* OBJECTIVE *
Find every line in the records below that holds the word "JSON", and copy it out.

* LISTED RECORDS *
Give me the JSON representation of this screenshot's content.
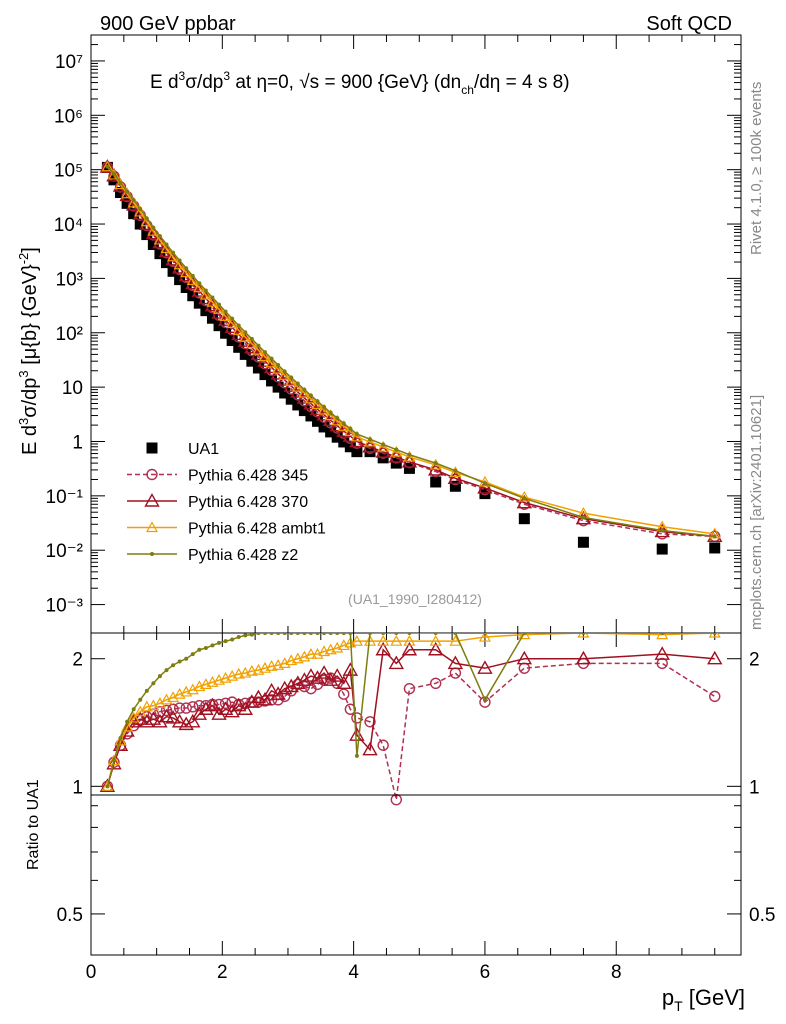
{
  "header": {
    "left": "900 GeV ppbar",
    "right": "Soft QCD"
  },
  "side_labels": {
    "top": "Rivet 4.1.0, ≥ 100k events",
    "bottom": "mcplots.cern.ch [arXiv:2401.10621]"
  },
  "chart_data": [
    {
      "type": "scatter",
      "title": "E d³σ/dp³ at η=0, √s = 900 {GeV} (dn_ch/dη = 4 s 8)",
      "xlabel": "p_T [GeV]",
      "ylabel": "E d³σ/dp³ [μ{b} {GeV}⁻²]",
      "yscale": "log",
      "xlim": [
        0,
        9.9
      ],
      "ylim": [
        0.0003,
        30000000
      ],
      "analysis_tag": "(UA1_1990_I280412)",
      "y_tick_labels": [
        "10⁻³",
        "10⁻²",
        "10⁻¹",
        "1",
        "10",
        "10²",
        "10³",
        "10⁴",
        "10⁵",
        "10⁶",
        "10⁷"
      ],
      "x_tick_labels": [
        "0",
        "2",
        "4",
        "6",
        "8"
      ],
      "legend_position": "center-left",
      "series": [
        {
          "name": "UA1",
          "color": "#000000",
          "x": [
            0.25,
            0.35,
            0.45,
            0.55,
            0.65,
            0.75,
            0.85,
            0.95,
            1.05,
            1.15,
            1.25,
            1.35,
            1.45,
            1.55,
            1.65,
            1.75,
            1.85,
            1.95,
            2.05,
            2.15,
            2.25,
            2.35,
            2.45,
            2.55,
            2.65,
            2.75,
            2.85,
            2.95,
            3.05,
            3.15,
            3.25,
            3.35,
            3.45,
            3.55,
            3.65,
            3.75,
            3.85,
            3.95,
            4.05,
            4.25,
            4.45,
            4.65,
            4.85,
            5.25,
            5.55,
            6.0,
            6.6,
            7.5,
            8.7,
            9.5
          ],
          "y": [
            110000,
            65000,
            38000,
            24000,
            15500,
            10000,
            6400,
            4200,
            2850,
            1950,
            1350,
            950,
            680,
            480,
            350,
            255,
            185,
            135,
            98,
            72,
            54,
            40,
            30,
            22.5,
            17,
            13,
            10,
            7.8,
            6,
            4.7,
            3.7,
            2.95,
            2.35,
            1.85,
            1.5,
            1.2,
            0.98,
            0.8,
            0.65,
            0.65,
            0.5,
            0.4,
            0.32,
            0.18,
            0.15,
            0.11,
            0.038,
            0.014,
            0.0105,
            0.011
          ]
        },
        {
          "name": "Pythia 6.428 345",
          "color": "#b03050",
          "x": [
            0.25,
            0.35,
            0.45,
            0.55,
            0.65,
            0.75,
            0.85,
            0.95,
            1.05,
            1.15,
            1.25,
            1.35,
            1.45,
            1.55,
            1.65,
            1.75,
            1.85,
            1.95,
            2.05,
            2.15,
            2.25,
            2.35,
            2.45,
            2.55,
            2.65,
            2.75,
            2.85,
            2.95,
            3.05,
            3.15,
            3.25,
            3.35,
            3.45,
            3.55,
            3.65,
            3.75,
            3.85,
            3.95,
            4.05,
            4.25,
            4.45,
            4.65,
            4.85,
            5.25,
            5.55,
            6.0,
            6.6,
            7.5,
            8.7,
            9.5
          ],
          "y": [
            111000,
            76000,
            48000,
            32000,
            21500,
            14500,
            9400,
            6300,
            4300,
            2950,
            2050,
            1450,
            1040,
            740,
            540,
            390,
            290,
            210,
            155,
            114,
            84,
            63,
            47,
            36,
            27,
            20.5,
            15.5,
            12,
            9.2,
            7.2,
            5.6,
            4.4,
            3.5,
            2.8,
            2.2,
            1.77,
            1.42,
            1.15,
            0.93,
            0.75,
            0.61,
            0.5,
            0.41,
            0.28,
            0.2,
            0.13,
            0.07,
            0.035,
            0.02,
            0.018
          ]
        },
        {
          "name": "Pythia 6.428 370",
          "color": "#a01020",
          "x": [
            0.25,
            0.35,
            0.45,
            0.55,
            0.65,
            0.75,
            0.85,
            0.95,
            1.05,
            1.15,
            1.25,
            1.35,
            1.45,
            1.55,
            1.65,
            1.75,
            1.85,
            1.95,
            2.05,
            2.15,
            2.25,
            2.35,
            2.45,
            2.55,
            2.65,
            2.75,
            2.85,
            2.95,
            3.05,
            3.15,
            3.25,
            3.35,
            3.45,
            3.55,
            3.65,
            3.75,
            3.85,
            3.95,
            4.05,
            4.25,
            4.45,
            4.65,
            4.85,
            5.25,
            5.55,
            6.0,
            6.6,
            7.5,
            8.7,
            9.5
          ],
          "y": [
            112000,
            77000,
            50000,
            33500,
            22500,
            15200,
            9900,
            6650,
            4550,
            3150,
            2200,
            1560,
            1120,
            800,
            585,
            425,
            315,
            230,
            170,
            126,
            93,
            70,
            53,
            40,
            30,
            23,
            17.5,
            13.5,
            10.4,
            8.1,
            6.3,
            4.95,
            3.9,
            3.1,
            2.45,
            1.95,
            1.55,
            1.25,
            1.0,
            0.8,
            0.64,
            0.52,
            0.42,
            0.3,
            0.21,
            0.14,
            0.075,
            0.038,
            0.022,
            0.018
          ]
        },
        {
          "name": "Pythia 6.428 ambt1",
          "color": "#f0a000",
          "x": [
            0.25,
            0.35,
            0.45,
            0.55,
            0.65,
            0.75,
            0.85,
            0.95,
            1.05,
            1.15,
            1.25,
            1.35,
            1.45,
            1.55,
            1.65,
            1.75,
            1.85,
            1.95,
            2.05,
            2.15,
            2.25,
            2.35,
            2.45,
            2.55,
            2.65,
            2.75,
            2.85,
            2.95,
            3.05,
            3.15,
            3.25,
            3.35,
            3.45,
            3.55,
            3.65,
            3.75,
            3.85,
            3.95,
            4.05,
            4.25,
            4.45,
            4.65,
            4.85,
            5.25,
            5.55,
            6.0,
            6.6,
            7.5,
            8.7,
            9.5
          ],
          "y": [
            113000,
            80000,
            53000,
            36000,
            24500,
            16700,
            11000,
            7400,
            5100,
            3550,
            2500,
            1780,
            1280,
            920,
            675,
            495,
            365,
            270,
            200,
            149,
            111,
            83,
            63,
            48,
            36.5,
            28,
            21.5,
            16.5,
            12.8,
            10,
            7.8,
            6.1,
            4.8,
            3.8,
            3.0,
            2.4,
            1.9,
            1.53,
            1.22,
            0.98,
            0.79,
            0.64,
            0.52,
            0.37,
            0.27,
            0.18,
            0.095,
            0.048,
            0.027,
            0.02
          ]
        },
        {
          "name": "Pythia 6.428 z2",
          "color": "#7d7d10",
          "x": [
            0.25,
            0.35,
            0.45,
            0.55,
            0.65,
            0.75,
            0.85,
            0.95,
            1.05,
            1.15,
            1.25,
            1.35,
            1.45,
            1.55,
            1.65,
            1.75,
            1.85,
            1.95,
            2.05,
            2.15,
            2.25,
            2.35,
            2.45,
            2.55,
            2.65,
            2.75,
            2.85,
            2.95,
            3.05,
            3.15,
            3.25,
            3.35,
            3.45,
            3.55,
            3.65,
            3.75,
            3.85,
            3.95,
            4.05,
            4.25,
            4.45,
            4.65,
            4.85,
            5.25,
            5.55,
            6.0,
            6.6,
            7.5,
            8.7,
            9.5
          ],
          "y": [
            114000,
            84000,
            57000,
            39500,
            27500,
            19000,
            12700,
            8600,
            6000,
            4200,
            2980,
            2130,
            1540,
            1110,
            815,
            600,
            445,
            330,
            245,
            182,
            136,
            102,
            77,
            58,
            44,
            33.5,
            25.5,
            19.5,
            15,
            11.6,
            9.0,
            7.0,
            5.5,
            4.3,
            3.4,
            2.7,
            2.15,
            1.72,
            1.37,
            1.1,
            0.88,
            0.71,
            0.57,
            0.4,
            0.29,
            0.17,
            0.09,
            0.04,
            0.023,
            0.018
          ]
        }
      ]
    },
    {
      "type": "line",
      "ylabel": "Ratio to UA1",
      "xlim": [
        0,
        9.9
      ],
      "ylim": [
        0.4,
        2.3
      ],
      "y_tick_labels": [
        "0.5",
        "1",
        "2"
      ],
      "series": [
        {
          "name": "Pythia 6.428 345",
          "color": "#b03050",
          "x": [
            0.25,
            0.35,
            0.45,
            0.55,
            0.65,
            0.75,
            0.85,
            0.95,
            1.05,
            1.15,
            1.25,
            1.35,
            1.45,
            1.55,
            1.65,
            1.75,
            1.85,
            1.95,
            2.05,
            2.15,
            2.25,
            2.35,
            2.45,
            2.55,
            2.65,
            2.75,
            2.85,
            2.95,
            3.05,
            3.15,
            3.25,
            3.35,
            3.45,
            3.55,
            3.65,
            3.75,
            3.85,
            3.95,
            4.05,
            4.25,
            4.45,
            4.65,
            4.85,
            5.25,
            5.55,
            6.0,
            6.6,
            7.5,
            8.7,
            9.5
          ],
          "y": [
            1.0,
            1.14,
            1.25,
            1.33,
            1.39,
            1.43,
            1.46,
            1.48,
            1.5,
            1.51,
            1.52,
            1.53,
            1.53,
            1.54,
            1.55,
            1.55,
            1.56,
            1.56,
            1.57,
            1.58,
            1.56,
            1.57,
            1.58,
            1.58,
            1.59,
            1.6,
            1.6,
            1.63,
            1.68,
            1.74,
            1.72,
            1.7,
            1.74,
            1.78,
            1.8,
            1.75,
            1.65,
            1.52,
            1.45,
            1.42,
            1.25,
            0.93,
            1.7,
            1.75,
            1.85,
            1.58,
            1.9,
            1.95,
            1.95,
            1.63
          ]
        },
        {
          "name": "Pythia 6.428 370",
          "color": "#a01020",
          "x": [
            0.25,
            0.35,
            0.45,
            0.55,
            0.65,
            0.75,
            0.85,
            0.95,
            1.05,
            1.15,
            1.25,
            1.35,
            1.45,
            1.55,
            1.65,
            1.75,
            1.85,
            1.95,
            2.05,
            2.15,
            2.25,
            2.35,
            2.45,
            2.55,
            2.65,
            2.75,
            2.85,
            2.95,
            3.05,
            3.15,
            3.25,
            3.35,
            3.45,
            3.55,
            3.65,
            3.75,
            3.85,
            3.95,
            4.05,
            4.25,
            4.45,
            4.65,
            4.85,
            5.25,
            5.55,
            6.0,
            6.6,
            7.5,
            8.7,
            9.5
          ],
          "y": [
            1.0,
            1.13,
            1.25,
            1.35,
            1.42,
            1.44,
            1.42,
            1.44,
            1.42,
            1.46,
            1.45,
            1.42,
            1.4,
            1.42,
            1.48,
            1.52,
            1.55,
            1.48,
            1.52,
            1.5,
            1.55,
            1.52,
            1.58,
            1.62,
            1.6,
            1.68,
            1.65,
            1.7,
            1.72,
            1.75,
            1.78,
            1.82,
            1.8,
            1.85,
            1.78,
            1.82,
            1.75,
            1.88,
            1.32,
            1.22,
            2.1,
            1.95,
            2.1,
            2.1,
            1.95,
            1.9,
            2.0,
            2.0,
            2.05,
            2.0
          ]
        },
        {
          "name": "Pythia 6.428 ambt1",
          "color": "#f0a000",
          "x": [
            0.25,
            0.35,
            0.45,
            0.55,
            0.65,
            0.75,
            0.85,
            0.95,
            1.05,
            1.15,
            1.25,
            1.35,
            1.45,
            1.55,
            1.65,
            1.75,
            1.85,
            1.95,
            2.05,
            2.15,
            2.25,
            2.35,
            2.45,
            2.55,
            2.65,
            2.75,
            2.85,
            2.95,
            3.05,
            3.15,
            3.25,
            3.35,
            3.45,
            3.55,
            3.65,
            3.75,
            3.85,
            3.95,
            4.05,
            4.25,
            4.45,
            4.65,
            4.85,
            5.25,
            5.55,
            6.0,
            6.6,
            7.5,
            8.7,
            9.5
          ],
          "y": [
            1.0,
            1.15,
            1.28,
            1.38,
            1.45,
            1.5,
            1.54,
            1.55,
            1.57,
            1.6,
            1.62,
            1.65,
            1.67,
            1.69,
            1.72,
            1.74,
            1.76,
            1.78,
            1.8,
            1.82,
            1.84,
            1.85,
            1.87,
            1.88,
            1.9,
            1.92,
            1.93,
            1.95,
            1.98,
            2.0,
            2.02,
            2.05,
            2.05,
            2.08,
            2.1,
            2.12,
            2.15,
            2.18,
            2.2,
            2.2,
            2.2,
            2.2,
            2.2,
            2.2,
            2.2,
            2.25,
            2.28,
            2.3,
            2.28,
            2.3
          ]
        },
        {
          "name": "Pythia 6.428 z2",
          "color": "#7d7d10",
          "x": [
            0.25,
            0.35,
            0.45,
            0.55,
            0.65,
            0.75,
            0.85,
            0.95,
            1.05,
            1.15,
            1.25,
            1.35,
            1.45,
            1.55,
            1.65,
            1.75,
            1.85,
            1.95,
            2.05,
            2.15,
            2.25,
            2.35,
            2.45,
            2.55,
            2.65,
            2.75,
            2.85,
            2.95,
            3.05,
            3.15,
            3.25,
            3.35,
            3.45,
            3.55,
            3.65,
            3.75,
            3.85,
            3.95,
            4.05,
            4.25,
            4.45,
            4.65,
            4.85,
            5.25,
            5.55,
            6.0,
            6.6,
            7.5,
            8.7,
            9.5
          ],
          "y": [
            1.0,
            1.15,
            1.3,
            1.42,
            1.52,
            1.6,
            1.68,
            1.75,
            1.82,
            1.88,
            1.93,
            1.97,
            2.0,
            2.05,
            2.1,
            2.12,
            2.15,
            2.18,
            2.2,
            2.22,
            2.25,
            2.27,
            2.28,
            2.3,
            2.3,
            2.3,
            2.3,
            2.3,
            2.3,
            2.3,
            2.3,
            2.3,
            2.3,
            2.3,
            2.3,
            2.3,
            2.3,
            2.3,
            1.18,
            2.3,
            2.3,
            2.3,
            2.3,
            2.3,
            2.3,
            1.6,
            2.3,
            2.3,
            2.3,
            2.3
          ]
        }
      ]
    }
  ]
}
---
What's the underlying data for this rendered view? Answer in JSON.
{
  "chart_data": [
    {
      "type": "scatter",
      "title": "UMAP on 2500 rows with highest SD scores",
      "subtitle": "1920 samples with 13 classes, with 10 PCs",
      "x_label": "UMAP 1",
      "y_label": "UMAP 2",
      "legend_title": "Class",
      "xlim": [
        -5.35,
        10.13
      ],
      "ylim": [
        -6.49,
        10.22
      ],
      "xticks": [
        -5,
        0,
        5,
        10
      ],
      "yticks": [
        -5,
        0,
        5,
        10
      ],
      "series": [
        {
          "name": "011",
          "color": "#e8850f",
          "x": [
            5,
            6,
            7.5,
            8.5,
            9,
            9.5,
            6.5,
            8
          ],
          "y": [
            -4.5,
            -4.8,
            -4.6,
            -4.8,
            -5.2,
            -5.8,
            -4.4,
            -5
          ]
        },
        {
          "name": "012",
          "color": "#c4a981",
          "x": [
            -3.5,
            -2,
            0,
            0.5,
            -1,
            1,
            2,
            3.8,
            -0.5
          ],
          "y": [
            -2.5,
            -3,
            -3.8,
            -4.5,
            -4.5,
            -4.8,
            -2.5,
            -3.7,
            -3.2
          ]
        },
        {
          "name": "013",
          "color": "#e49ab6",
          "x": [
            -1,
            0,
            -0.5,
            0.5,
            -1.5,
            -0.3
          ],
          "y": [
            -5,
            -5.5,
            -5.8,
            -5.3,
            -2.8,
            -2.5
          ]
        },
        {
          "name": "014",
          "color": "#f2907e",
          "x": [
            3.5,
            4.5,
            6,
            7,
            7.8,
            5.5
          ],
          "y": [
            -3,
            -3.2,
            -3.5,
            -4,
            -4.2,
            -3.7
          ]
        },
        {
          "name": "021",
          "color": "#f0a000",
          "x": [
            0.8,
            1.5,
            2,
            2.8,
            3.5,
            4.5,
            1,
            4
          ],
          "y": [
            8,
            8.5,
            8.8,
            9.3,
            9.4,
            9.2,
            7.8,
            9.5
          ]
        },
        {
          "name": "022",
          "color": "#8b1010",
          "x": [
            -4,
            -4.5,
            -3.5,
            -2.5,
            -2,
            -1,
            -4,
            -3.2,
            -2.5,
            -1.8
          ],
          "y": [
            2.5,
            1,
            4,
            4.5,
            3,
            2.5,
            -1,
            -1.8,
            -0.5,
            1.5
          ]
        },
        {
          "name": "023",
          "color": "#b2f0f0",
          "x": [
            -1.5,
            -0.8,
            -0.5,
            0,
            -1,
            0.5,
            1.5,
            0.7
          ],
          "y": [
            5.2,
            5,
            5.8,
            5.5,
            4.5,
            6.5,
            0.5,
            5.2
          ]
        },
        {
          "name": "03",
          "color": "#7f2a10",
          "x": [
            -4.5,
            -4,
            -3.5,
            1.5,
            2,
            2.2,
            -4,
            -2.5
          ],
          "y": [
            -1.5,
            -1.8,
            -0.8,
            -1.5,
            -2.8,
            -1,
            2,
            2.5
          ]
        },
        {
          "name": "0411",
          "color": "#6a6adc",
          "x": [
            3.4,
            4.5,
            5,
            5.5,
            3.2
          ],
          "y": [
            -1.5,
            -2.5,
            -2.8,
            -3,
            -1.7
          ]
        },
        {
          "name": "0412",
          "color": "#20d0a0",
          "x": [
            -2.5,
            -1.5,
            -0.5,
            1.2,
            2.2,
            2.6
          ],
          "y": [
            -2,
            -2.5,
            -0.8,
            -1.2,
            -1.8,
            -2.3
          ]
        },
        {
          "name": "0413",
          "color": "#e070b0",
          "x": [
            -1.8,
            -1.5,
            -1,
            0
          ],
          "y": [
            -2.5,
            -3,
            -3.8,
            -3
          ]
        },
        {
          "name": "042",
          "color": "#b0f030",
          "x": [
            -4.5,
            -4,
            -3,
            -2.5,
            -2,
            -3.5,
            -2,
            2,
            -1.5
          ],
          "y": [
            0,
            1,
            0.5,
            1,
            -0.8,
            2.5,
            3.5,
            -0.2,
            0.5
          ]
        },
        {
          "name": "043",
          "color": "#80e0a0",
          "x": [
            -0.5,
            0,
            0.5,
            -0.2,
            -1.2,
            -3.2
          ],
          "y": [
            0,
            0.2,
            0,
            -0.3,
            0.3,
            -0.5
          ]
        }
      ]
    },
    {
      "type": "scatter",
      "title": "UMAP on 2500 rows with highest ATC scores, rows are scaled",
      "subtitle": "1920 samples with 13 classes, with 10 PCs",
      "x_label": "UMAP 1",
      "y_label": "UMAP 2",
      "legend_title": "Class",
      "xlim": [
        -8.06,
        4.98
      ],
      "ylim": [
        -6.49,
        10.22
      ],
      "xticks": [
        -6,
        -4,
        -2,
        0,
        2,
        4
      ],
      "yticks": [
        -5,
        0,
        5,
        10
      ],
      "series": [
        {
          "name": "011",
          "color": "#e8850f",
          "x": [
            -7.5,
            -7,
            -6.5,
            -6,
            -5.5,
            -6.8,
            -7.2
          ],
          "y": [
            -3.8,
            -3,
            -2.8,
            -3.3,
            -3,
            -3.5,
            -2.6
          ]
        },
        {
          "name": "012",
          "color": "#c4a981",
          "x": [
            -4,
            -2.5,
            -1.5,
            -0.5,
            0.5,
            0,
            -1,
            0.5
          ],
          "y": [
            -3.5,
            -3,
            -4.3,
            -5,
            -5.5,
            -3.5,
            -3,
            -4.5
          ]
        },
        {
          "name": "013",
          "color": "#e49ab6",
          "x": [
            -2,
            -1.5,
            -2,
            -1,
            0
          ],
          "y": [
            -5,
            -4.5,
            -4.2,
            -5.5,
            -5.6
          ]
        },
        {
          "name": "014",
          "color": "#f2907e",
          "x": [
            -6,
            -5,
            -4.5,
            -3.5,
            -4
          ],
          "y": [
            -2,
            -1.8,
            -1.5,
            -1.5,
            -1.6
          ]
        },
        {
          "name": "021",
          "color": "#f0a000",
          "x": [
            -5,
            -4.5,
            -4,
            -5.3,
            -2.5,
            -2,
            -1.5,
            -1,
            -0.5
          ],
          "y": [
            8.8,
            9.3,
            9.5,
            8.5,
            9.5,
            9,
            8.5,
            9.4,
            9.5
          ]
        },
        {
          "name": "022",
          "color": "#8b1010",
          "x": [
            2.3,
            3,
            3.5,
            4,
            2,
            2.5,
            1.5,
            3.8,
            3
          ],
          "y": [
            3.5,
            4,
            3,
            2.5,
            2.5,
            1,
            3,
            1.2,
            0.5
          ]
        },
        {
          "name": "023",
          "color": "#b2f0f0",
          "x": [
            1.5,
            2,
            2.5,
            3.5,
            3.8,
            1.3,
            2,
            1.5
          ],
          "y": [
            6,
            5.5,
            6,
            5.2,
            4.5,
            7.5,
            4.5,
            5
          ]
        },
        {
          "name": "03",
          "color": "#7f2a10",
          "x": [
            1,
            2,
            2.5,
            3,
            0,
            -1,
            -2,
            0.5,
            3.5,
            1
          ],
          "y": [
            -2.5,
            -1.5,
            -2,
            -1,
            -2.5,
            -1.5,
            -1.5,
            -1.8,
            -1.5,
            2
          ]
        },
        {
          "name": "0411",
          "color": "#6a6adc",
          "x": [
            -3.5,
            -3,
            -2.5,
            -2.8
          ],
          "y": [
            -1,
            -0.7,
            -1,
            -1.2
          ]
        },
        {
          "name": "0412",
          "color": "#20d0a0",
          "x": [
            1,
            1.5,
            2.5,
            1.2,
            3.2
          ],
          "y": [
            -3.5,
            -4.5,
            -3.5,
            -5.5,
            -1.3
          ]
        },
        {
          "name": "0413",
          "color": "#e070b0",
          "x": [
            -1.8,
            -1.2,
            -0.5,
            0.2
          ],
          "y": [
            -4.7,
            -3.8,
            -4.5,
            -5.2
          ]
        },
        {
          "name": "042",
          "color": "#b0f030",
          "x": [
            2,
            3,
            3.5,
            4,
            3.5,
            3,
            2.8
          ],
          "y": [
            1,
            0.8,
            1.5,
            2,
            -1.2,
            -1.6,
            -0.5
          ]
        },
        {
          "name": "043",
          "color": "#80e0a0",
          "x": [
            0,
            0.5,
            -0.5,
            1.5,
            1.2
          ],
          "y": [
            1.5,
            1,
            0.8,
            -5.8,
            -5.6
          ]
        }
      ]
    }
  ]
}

* TASK SOLUTION *
Give me the JSON representation of this screenshot's content.
What's the underlying data for this rendered view? Answer in JSON.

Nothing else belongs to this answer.